→ Given passage
──────

# iBook Clamshell Q & A's!



## Booncy (Jun 4, 2006)

Hey everyone! I have a light blue iBook Clamshell laptop and I have some issues with it. I have a few questions about it that I hope someone on this forum can answer:

1.Is it possible to install the Verizon/MSN Dsl program onto this laptop?

2.Is it possible to upgrade this particular apple laptop from the Mac 9 to the Mac Panther program?

3.I'm having trouble connecting onto the internet period! I plugged in my ethernet cord into my laptop, but everytime I click on the "Browse the internet" icon it won't connect to the internet .


----------



## amrcnidt961 (Jun 4, 2006)

> 2.Is it possible to upgrade this particular apple laptop from the Mac 9 to the Mac Panther program?



Yup. You can go as far as 10.3.9 (Panther) without much effort. Just make sure you have a clamshell with a Hard Drive that is 6GB or bigger..3.2 it just barely enough. Also, make sure you have enough RAM. Panther likes anything from 128 (minimally).

10.4 is possible, but takes a much more difficult process to install. If you feel up to it, I'd be glad to help you out.

Hope this answers your second question well.

Joey Lange
MacOSX.com Volunteer


----------



## Booncy (Jun 4, 2006)

amrcnidt961 said:
			
		

> Yup. You can go as far as 10.3.9 (Panther) without much effort. Just make sure you have a clamshell with a Hard Drive that is 6GB or bigger..3.2 it just barely enough. Also, make sure you have enough RAM. Panther likes anything from 128 (minimally).
> 
> 10.4 is possible, but takes a much more difficult process to install. If you feel up to it, I'd be glad to help you out.
> 
> ...



Thanks for the help. If I need it I'll let you know !


----------



## Booncy (Jun 4, 2006)

I also have one other minor problem with this laptop. It takes a really long time for it to load! Everytime I turn on this laptop it turns onto a grey screen with a small FLASHING box of a small globe (in the middle of the box), then after that the small box disappears and a small FLASHING file folder appears in the middle of the grey screen. This time the folder flashes some weird smiley face, and then when it flashes again the smiley face turns into a question mark on the folder. It repeatedly does this for a while and then it finally gets to the Mac 9.2 screen and loads.

Can someone tell me how to solve this problem, so my laptop can load like any normal iBook Clamshell laptop would ?

──────

→ Excerpted records
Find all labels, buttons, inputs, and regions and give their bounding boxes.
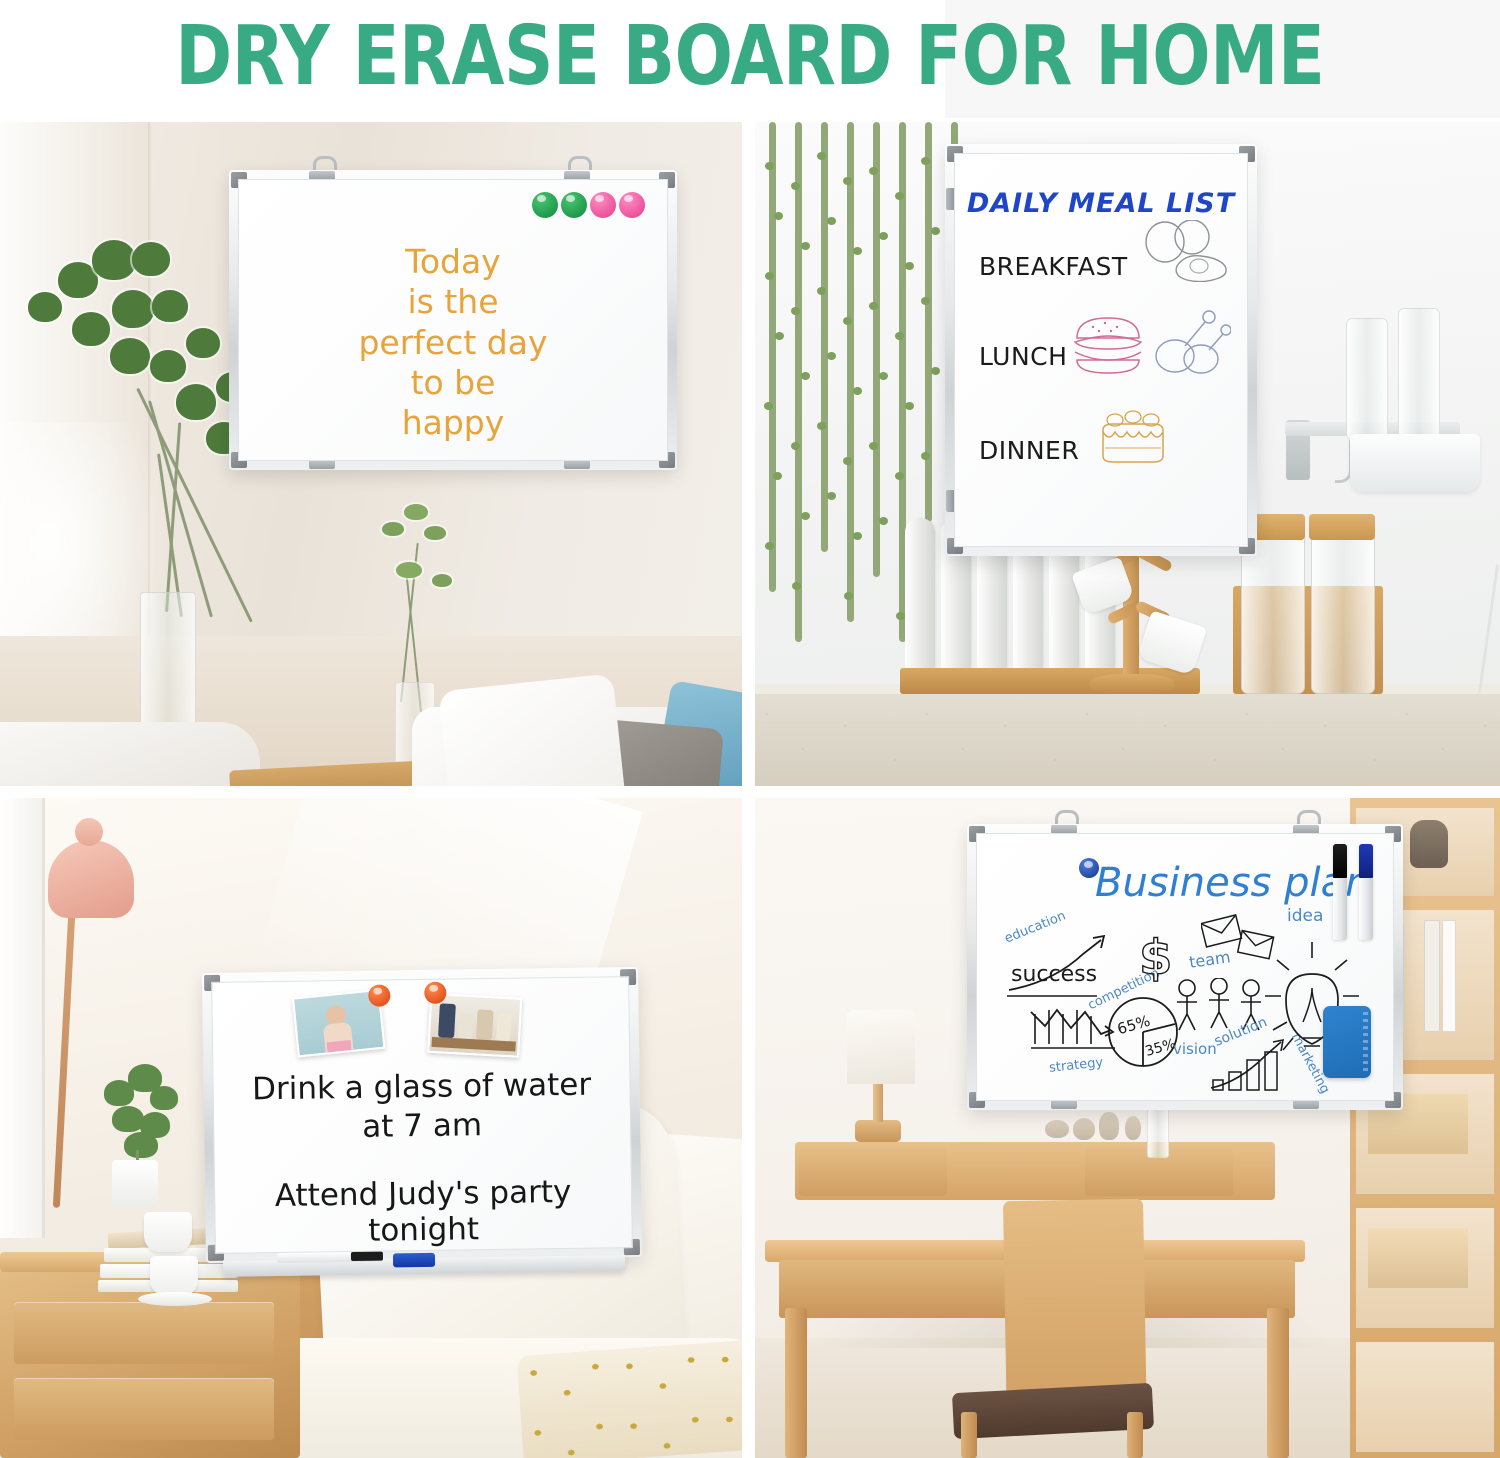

──────

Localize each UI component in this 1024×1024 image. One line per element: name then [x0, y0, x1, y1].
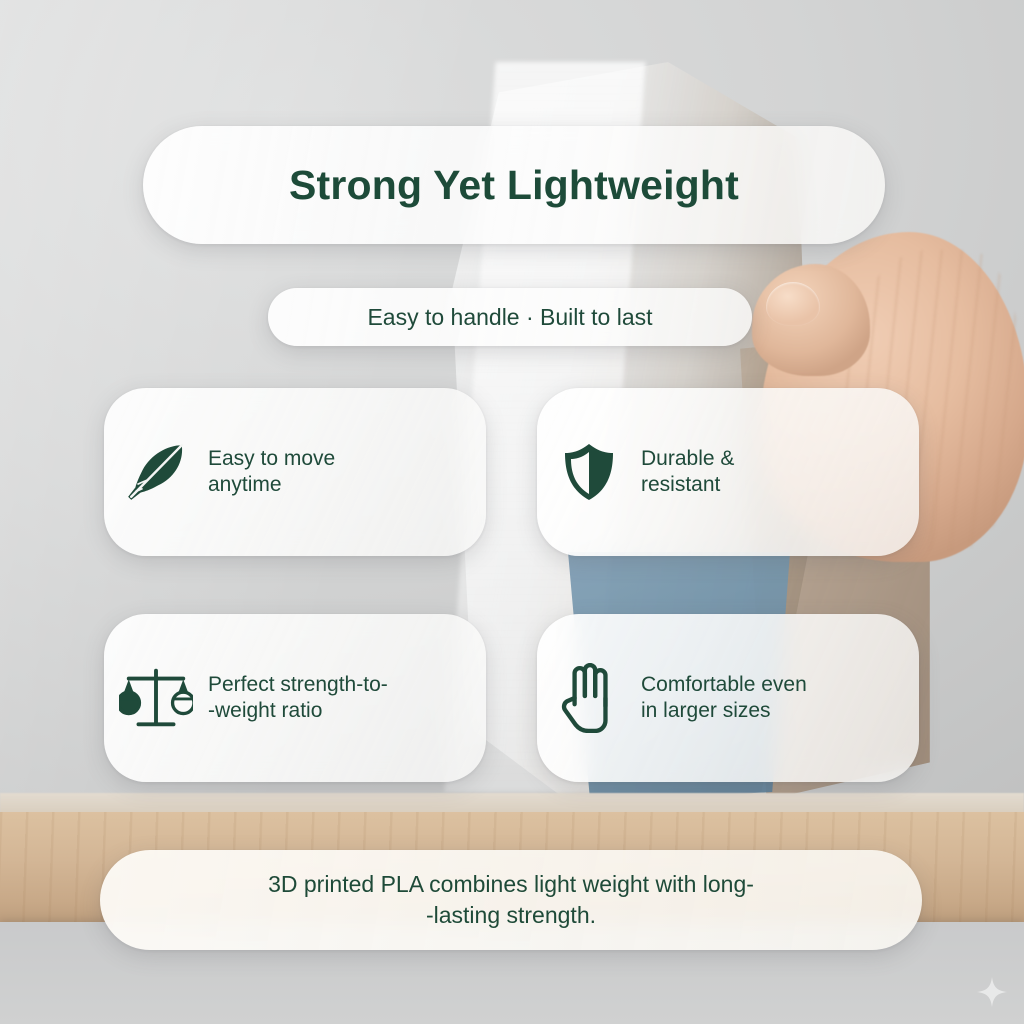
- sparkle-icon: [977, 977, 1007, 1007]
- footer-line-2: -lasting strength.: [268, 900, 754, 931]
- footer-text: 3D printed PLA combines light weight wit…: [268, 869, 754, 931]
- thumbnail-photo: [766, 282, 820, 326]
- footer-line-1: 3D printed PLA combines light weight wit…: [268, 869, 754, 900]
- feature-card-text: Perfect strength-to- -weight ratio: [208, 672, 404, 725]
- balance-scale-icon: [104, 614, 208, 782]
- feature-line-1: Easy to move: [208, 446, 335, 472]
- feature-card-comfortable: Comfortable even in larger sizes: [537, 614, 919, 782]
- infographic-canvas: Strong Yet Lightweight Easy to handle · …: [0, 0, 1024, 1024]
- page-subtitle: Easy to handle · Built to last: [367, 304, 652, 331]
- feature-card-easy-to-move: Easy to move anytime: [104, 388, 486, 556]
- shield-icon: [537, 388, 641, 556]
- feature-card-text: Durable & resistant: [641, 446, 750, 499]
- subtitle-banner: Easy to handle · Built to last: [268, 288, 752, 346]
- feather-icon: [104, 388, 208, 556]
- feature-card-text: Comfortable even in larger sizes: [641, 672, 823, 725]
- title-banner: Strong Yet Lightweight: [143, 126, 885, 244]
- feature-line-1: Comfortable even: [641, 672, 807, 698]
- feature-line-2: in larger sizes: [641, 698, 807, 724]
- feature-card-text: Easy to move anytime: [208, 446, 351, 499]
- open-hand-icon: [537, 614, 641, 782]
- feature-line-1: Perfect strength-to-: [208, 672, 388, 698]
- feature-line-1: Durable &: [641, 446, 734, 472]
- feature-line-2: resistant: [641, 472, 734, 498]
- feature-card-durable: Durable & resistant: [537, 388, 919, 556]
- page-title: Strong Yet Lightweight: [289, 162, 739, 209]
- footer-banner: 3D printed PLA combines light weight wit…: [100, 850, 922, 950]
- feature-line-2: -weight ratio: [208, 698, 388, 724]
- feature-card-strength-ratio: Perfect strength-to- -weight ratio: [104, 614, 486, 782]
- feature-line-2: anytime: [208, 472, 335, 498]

──────

→ Your instructions
Continue the iBook Clamshell forum thread from where it stops.

→ Expected output
----------



## Dusky (Jun 4, 2006)

Booncy said:
			
		

> small FLASHING box of a small globe (in the middle of the box), then after that the small box disappears and a small FLASHING file folder appears in the middle of the grey screen.



It's been some time since I played with OS9.  See if there's a "Startup Disk" control panel.  If there is one, make sure the computer knows that you want it to startup from the right place ("Mac OS 9 on Hard Disk", or something to that tune).


----------



## nixgeek (Jun 4, 2006)

If you're getting the blinking globe, that means that the iBook might have been configured to boot using NetBoot which would allow it to boot the operating system from over the network.  I believe zapping the PRAM might resolve this, but I could be wrong.


----------



## Booncy (Jun 4, 2006)

Dusky said:
			
		

> It's been some time since I played with OS9.  See if there's a "Startup Disk" control panel.  If there is one, make sure the computer knows that you want it to startup from the right place ("Mac OS 9 on Hard Disk", or something to that tune).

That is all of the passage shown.